EXERCISE DETAILS
From the entries that follow, list every line in which the string "定期コース内容" appears.

[Collected data]
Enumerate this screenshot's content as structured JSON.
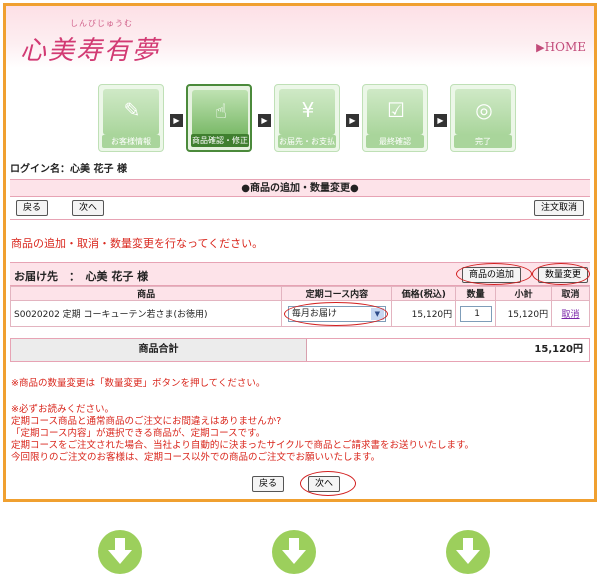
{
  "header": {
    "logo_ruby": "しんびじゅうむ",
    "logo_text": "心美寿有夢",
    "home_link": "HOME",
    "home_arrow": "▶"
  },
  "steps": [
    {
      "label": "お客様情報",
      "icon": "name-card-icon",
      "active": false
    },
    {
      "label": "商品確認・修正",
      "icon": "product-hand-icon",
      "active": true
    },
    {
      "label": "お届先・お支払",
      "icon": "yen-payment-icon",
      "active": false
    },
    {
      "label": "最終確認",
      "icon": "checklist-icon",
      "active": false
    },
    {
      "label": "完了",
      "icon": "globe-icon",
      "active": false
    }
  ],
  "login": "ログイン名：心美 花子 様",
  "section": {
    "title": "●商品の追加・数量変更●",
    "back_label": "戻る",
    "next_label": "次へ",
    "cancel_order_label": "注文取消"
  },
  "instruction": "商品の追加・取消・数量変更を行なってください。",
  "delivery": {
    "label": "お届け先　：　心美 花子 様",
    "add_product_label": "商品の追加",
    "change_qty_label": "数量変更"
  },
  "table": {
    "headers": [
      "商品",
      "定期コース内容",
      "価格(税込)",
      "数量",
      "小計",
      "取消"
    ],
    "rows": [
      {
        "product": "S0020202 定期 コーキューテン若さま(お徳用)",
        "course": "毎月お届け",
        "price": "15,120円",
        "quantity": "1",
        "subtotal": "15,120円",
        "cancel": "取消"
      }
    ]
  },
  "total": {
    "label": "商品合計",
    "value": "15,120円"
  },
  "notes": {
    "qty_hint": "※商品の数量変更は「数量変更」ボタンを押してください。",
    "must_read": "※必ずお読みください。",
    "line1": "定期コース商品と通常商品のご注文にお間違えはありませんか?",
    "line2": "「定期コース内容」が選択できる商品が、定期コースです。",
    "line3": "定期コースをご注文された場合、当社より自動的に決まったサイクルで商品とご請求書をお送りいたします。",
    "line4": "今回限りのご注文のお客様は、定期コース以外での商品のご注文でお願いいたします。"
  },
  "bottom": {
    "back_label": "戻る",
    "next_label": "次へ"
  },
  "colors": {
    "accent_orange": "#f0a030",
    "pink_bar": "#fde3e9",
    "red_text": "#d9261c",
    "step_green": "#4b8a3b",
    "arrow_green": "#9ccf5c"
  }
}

--

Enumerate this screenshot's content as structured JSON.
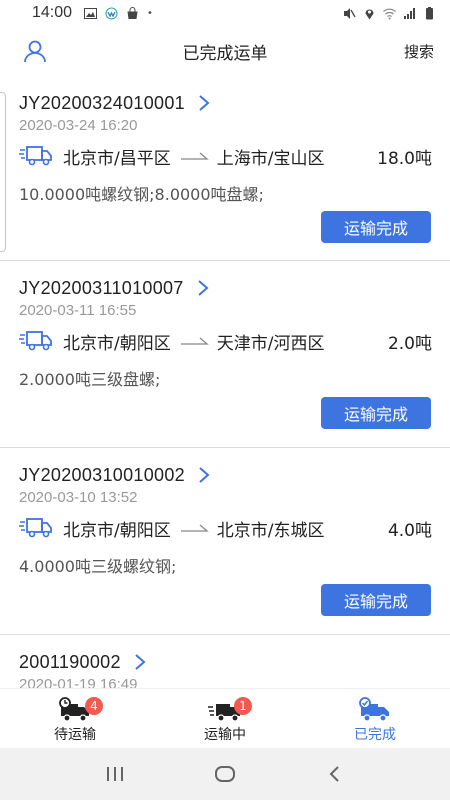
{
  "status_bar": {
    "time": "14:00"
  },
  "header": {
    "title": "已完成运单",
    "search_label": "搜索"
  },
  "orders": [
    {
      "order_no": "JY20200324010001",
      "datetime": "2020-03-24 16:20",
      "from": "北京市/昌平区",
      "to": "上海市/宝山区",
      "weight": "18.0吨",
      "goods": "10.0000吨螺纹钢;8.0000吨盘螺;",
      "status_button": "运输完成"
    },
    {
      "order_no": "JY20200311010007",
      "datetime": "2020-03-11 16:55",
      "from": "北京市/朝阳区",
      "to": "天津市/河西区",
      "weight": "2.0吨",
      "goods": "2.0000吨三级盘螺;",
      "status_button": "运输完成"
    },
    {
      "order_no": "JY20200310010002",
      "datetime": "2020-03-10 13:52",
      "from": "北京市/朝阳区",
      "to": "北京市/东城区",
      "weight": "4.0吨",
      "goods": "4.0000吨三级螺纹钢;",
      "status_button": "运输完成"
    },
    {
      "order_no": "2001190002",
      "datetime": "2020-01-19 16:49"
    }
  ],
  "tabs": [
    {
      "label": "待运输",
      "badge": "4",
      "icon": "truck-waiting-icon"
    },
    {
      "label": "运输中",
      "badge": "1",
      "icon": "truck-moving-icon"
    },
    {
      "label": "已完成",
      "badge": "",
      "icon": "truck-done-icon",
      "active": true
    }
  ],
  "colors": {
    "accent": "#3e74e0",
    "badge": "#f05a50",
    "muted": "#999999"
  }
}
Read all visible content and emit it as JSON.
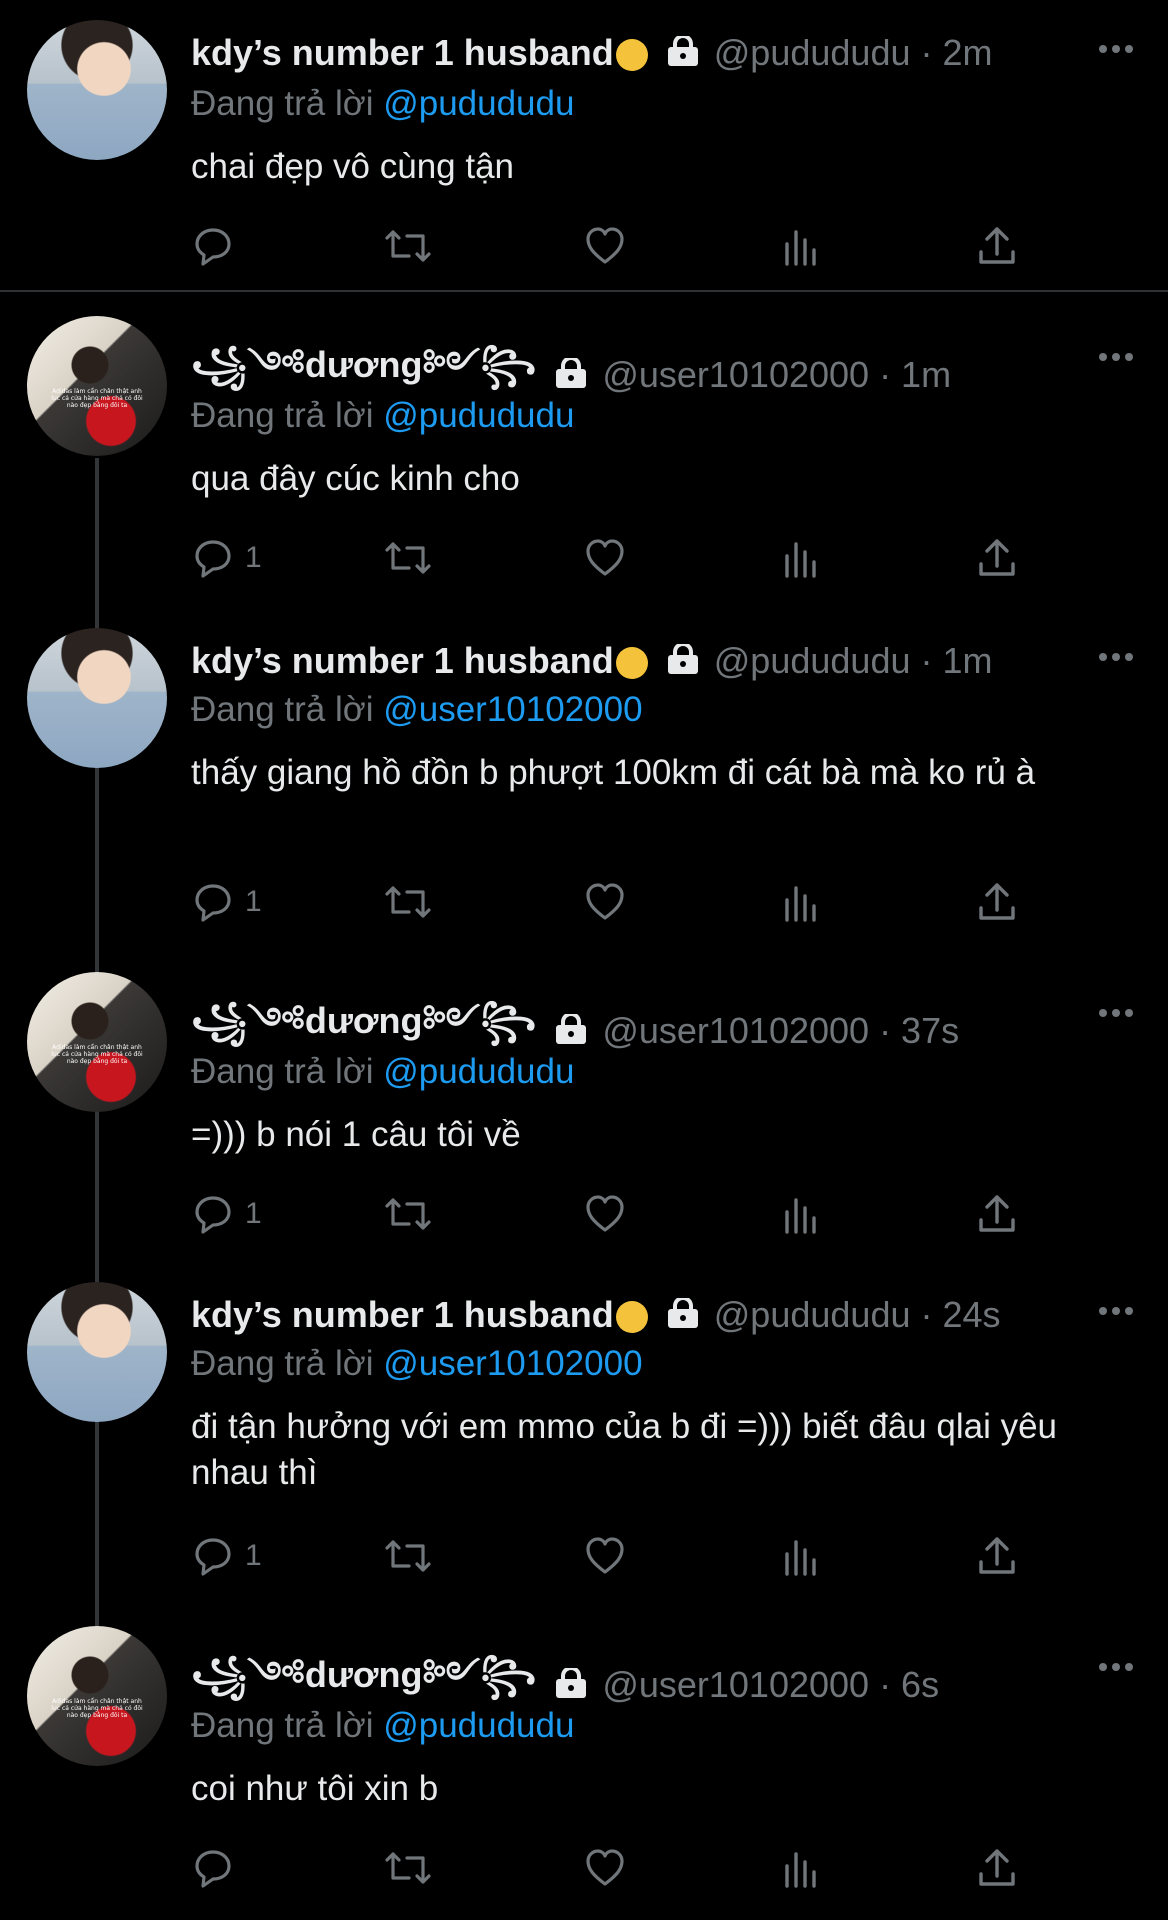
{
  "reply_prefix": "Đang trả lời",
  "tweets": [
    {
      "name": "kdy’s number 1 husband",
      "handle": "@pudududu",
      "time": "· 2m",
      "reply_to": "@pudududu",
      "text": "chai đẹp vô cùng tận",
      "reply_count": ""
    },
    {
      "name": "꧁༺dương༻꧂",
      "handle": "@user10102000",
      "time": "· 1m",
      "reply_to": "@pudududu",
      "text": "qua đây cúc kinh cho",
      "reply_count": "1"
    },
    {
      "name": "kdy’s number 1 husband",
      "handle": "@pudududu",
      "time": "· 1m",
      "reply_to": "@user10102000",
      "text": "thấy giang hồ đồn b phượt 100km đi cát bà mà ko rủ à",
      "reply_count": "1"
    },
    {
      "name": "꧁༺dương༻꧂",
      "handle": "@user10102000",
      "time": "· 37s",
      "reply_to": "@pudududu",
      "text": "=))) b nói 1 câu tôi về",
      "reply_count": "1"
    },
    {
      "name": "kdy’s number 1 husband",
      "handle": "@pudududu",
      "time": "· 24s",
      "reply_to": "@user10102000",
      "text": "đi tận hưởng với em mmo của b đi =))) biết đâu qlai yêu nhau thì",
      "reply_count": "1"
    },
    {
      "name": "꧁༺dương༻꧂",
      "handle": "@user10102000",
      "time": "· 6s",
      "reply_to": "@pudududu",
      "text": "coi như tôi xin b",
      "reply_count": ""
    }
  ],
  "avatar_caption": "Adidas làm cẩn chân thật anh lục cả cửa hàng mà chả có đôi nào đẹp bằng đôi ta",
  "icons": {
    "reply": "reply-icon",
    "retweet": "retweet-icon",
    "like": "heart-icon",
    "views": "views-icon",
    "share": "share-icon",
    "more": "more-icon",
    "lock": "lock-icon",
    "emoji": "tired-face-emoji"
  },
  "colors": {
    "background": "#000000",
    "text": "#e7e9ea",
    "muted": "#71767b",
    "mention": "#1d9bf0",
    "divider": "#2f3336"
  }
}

ANSWER FOR THIS EXERCISE
      "定期コース内容",
    "line2": "「定期コース内容」が選択できる商品が、定期コースです。",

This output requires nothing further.